> _PROBLEM_
Each entry below is to be given again word for word, with no pictures.

[Start of DATA SUPPLIED]

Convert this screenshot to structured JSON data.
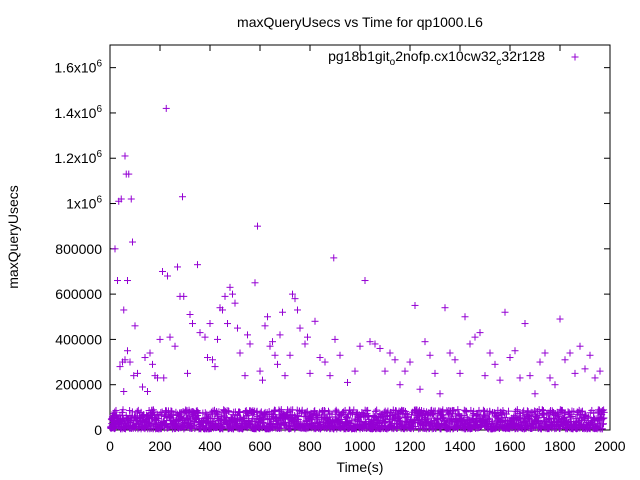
{
  "chart_data": {
    "type": "scatter",
    "title": "maxQueryUsecs vs Time for qp1000.L6",
    "xlabel": "Time(s)",
    "ylabel": "maxQueryUsecs",
    "xlim": [
      0,
      2000
    ],
    "ylim": [
      0,
      1700000
    ],
    "x_ticks": [
      {
        "value": 0,
        "label": "0"
      },
      {
        "value": 200,
        "label": "200"
      },
      {
        "value": 400,
        "label": "400"
      },
      {
        "value": 600,
        "label": "600"
      },
      {
        "value": 800,
        "label": "800"
      },
      {
        "value": 1000,
        "label": "1000"
      },
      {
        "value": 1200,
        "label": "1200"
      },
      {
        "value": 1400,
        "label": "1400"
      },
      {
        "value": 1600,
        "label": "1600"
      },
      {
        "value": 1800,
        "label": "1800"
      },
      {
        "value": 2000,
        "label": "2000"
      }
    ],
    "y_ticks": [
      {
        "value": 0,
        "label": "0"
      },
      {
        "value": 200000,
        "label": "200000"
      },
      {
        "value": 400000,
        "label": "400000"
      },
      {
        "value": 600000,
        "label": "600000"
      },
      {
        "value": 800000,
        "label": "800000"
      },
      {
        "value": 1000000,
        "label": "1x10",
        "sup": "6"
      },
      {
        "value": 1200000,
        "label": "1.2x10",
        "sup": "6"
      },
      {
        "value": 1400000,
        "label": "1.4x10",
        "sup": "6"
      },
      {
        "value": 1600000,
        "label": "1.6x10",
        "sup": "6"
      }
    ],
    "legend": {
      "position": "top-right",
      "parts": [
        {
          "text": "pg18b1git",
          "sub": false
        },
        {
          "text": "o",
          "sub": true
        },
        {
          "text": "2nofp.cx10cw32",
          "sub": false
        },
        {
          "text": "c",
          "sub": true
        },
        {
          "text": "32r128",
          "sub": false
        }
      ]
    },
    "grid": false,
    "series": [
      {
        "name": "pg18b1git_o2nofp.cx10cw32_c32r128",
        "color": "#9400d3",
        "marker": "plus",
        "points": [
          [
            20,
            800000
          ],
          [
            30,
            660000
          ],
          [
            35,
            1010000
          ],
          [
            45,
            1020000
          ],
          [
            60,
            1210000
          ],
          [
            65,
            1130000
          ],
          [
            75,
            1130000
          ],
          [
            85,
            1020000
          ],
          [
            90,
            830000
          ],
          [
            70,
            660000
          ],
          [
            55,
            530000
          ],
          [
            100,
            460000
          ],
          [
            40,
            280000
          ],
          [
            50,
            300000
          ],
          [
            55,
            170000
          ],
          [
            60,
            310000
          ],
          [
            70,
            350000
          ],
          [
            80,
            300000
          ],
          [
            95,
            240000
          ],
          [
            110,
            250000
          ],
          [
            130,
            190000
          ],
          [
            140,
            320000
          ],
          [
            150,
            170000
          ],
          [
            160,
            340000
          ],
          [
            170,
            290000
          ],
          [
            180,
            240000
          ],
          [
            190,
            230000
          ],
          [
            200,
            400000
          ],
          [
            210,
            700000
          ],
          [
            215,
            230000
          ],
          [
            225,
            1420000
          ],
          [
            230,
            680000
          ],
          [
            240,
            410000
          ],
          [
            260,
            370000
          ],
          [
            270,
            720000
          ],
          [
            280,
            590000
          ],
          [
            290,
            1030000
          ],
          [
            295,
            590000
          ],
          [
            310,
            250000
          ],
          [
            320,
            510000
          ],
          [
            330,
            470000
          ],
          [
            350,
            730000
          ],
          [
            360,
            430000
          ],
          [
            380,
            410000
          ],
          [
            390,
            320000
          ],
          [
            400,
            470000
          ],
          [
            410,
            310000
          ],
          [
            420,
            280000
          ],
          [
            430,
            400000
          ],
          [
            440,
            540000
          ],
          [
            450,
            530000
          ],
          [
            460,
            590000
          ],
          [
            470,
            470000
          ],
          [
            480,
            630000
          ],
          [
            490,
            600000
          ],
          [
            500,
            560000
          ],
          [
            510,
            450000
          ],
          [
            520,
            340000
          ],
          [
            540,
            240000
          ],
          [
            550,
            420000
          ],
          [
            560,
            380000
          ],
          [
            580,
            650000
          ],
          [
            590,
            900000
          ],
          [
            600,
            260000
          ],
          [
            610,
            220000
          ],
          [
            620,
            460000
          ],
          [
            630,
            500000
          ],
          [
            640,
            370000
          ],
          [
            650,
            390000
          ],
          [
            660,
            330000
          ],
          [
            670,
            290000
          ],
          [
            680,
            420000
          ],
          [
            690,
            520000
          ],
          [
            700,
            240000
          ],
          [
            720,
            330000
          ],
          [
            730,
            600000
          ],
          [
            740,
            580000
          ],
          [
            750,
            530000
          ],
          [
            760,
            450000
          ],
          [
            780,
            380000
          ],
          [
            790,
            410000
          ],
          [
            800,
            250000
          ],
          [
            820,
            480000
          ],
          [
            840,
            320000
          ],
          [
            860,
            300000
          ],
          [
            880,
            240000
          ],
          [
            895,
            760000
          ],
          [
            900,
            400000
          ],
          [
            920,
            330000
          ],
          [
            950,
            210000
          ],
          [
            980,
            260000
          ],
          [
            1000,
            370000
          ],
          [
            1020,
            660000
          ],
          [
            1040,
            390000
          ],
          [
            1060,
            380000
          ],
          [
            1080,
            360000
          ],
          [
            1100,
            260000
          ],
          [
            1120,
            340000
          ],
          [
            1140,
            310000
          ],
          [
            1160,
            200000
          ],
          [
            1180,
            260000
          ],
          [
            1200,
            300000
          ],
          [
            1220,
            550000
          ],
          [
            1240,
            180000
          ],
          [
            1260,
            390000
          ],
          [
            1280,
            330000
          ],
          [
            1300,
            250000
          ],
          [
            1320,
            160000
          ],
          [
            1340,
            540000
          ],
          [
            1360,
            340000
          ],
          [
            1380,
            310000
          ],
          [
            1400,
            250000
          ],
          [
            1420,
            500000
          ],
          [
            1440,
            380000
          ],
          [
            1460,
            410000
          ],
          [
            1480,
            430000
          ],
          [
            1500,
            240000
          ],
          [
            1520,
            340000
          ],
          [
            1540,
            290000
          ],
          [
            1560,
            220000
          ],
          [
            1580,
            520000
          ],
          [
            1600,
            320000
          ],
          [
            1620,
            350000
          ],
          [
            1640,
            230000
          ],
          [
            1660,
            470000
          ],
          [
            1680,
            240000
          ],
          [
            1700,
            160000
          ],
          [
            1720,
            300000
          ],
          [
            1740,
            340000
          ],
          [
            1760,
            230000
          ],
          [
            1780,
            200000
          ],
          [
            1800,
            490000
          ],
          [
            1820,
            310000
          ],
          [
            1840,
            340000
          ],
          [
            1860,
            250000
          ],
          [
            1880,
            370000
          ],
          [
            1900,
            270000
          ],
          [
            1920,
            330000
          ],
          [
            1940,
            230000
          ],
          [
            1960,
            260000
          ],
          [
            1975,
            1650000
          ]
        ],
        "baseline_band": {
          "x_from": 5,
          "x_to": 1975,
          "y_min": 5000,
          "y_max": 90000
        }
      }
    ]
  }
}
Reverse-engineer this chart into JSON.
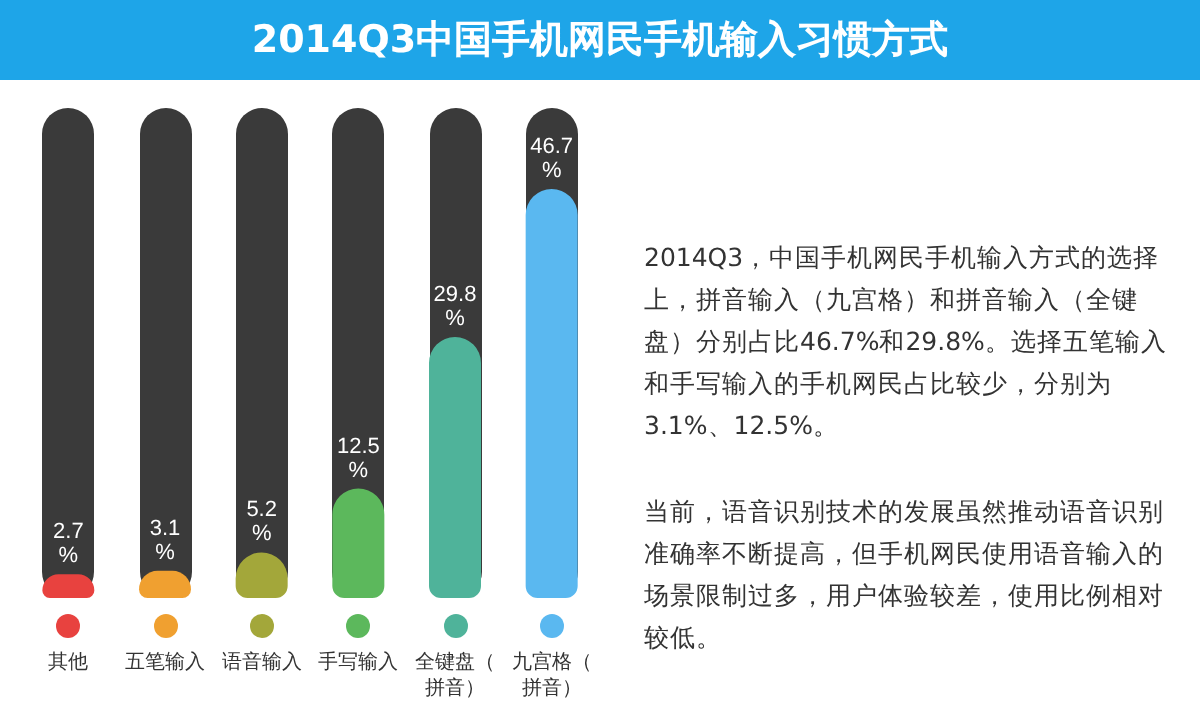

[End of DATA SUPPLIED]

> _PROBLEM SOLUTION_
Convert this screenshot to structured JSON data.
{
  "chart_data": {
    "type": "scatter",
    "title": "maxQueryUsecs vs Time for qp1000.L6",
    "xlabel": "Time(s)",
    "ylabel": "maxQueryUsecs",
    "xlim": [
      0,
      2000
    ],
    "ylim": [
      0,
      1700000
    ],
    "x_ticks": [
      {
        "value": 0,
        "label": "0"
      },
      {
        "value": 200,
        "label": "200"
      },
      {
        "value": 400,
        "label": "400"
      },
      {
        "value": 600,
        "label": "600"
      },
      {
        "value": 800,
        "label": "800"
      },
      {
        "value": 1000,
        "label": "1000"
      },
      {
        "value": 1200,
        "label": "1200"
      },
      {
        "value": 1400,
        "label": "1400"
      },
      {
        "value": 1600,
        "label": "1600"
      },
      {
        "value": 1800,
        "label": "1800"
      },
      {
        "value": 2000,
        "label": "2000"
      }
    ],
    "y_ticks": [
      {
        "value": 0,
        "label": "0"
      },
      {
        "value": 200000,
        "label": "200000"
      },
      {
        "value": 400000,
        "label": "400000"
      },
      {
        "value": 600000,
        "label": "600000"
      },
      {
        "value": 800000,
        "label": "800000"
      },
      {
        "value": 1000000,
        "label": "1x10",
        "sup": "6"
      },
      {
        "value": 1200000,
        "label": "1.2x10",
        "sup": "6"
      },
      {
        "value": 1400000,
        "label": "1.4x10",
        "sup": "6"
      },
      {
        "value": 1600000,
        "label": "1.6x10",
        "sup": "6"
      }
    ],
    "legend": {
      "position": "top-right",
      "parts": [
        {
          "text": "pg18b1git",
          "sub": false
        },
        {
          "text": "o",
          "sub": true
        },
        {
          "text": "2nofp.cx10cw32",
          "sub": false
        },
        {
          "text": "c",
          "sub": true
        },
        {
          "text": "32r128",
          "sub": false
        }
      ]
    },
    "grid": false,
    "series": [
      {
        "name": "pg18b1git_o2nofp.cx10cw32_c32r128",
        "color": "#9400d3",
        "marker": "plus",
        "points": [
          [
            20,
            800000
          ],
          [
            30,
            660000
          ],
          [
            35,
            1010000
          ],
          [
            45,
            1020000
          ],
          [
            60,
            1210000
          ],
          [
            65,
            1130000
          ],
          [
            75,
            1130000
          ],
          [
            85,
            1020000
          ],
          [
            90,
            830000
          ],
          [
            70,
            660000
          ],
          [
            55,
            530000
          ],
          [
            100,
            460000
          ],
          [
            40,
            280000
          ],
          [
            50,
            300000
          ],
          [
            55,
            170000
          ],
          [
            60,
            310000
          ],
          [
            70,
            350000
          ],
          [
            80,
            300000
          ],
          [
            95,
            240000
          ],
          [
            110,
            250000
          ],
          [
            130,
            190000
          ],
          [
            140,
            320000
          ],
          [
            150,
            170000
          ],
          [
            160,
            340000
          ],
          [
            170,
            290000
          ],
          [
            180,
            240000
          ],
          [
            190,
            230000
          ],
          [
            200,
            400000
          ],
          [
            210,
            700000
          ],
          [
            215,
            230000
          ],
          [
            225,
            1420000
          ],
          [
            230,
            680000
          ],
          [
            240,
            410000
          ],
          [
            260,
            370000
          ],
          [
            270,
            720000
          ],
          [
            280,
            590000
          ],
          [
            290,
            1030000
          ],
          [
            295,
            590000
          ],
          [
            310,
            250000
          ],
          [
            320,
            510000
          ],
          [
            330,
            470000
          ],
          [
            350,
            730000
          ],
          [
            360,
            430000
          ],
          [
            380,
            410000
          ],
          [
            390,
            320000
          ],
          [
            400,
            470000
          ],
          [
            410,
            310000
          ],
          [
            420,
            280000
          ],
          [
            430,
            400000
          ],
          [
            440,
            540000
          ],
          [
            450,
            530000
          ],
          [
            460,
            590000
          ],
          [
            470,
            470000
          ],
          [
            480,
            630000
          ],
          [
            490,
            600000
          ],
          [
            500,
            560000
          ],
          [
            510,
            450000
          ],
          [
            520,
            340000
          ],
          [
            540,
            240000
          ],
          [
            550,
            420000
          ],
          [
            560,
            380000
          ],
          [
            580,
            650000
          ],
          [
            590,
            900000
          ],
          [
            600,
            260000
          ],
          [
            610,
            220000
          ],
          [
            620,
            460000
          ],
          [
            630,
            500000
          ],
          [
            640,
            370000
          ],
          [
            650,
            390000
          ],
          [
            660,
            330000
          ],
          [
            670,
            290000
          ],
          [
            680,
            420000
          ],
          [
            690,
            520000
          ],
          [
            700,
            240000
          ],
          [
            720,
            330000
          ],
          [
            730,
            600000
          ],
          [
            740,
            580000
          ],
          [
            750,
            530000
          ],
          [
            760,
            450000
          ],
          [
            780,
            380000
          ],
          [
            790,
            410000
          ],
          [
            800,
            250000
          ],
          [
            820,
            480000
          ],
          [
            840,
            320000
          ],
          [
            860,
            300000
          ],
          [
            880,
            240000
          ],
          [
            895,
            760000
          ],
          [
            900,
            400000
          ],
          [
            920,
            330000
          ],
          [
            950,
            210000
          ],
          [
            980,
            260000
          ],
          [
            1000,
            370000
          ],
          [
            1020,
            660000
          ],
          [
            1040,
            390000
          ],
          [
            1060,
            380000
          ],
          [
            1080,
            360000
          ],
          [
            1100,
            260000
          ],
          [
            1120,
            340000
          ],
          [
            1140,
            310000
          ],
          [
            1160,
            200000
          ],
          [
            1180,
            260000
          ],
          [
            1200,
            300000
          ],
          [
            1220,
            550000
          ],
          [
            1240,
            180000
          ],
          [
            1260,
            390000
          ],
          [
            1280,
            330000
          ],
          [
            1300,
            250000
          ],
          [
            1320,
            160000
          ],
          [
            1340,
            540000
          ],
          [
            1360,
            340000
          ],
          [
            1380,
            310000
          ],
          [
            1400,
            250000
          ],
          [
            1420,
            500000
          ],
          [
            1440,
            380000
          ],
          [
            1460,
            410000
          ],
          [
            1480,
            430000
          ],
          [
            1500,
            240000
          ],
          [
            1520,
            340000
          ],
          [
            1540,
            290000
          ],
          [
            1560,
            220000
          ],
          [
            1580,
            520000
          ],
          [
            1600,
            320000
          ],
          [
            1620,
            350000
          ],
          [
            1640,
            230000
          ],
          [
            1660,
            470000
          ],
          [
            1680,
            240000
          ],
          [
            1700,
            160000
          ],
          [
            1720,
            300000
          ],
          [
            1740,
            340000
          ],
          [
            1760,
            230000
          ],
          [
            1780,
            200000
          ],
          [
            1800,
            490000
          ],
          [
            1820,
            310000
          ],
          [
            1840,
            340000
          ],
          [
            1860,
            250000
          ],
          [
            1880,
            370000
          ],
          [
            1900,
            270000
          ],
          [
            1920,
            330000
          ],
          [
            1940,
            230000
          ],
          [
            1960,
            260000
          ],
          [
            1975,
            1650000
          ]
        ],
        "baseline_band": {
          "x_from": 5,
          "x_to": 1975,
          "y_min": 5000,
          "y_max": 90000
        }
      }
    ]
  }
}
Reverse-engineer this chart into JSON.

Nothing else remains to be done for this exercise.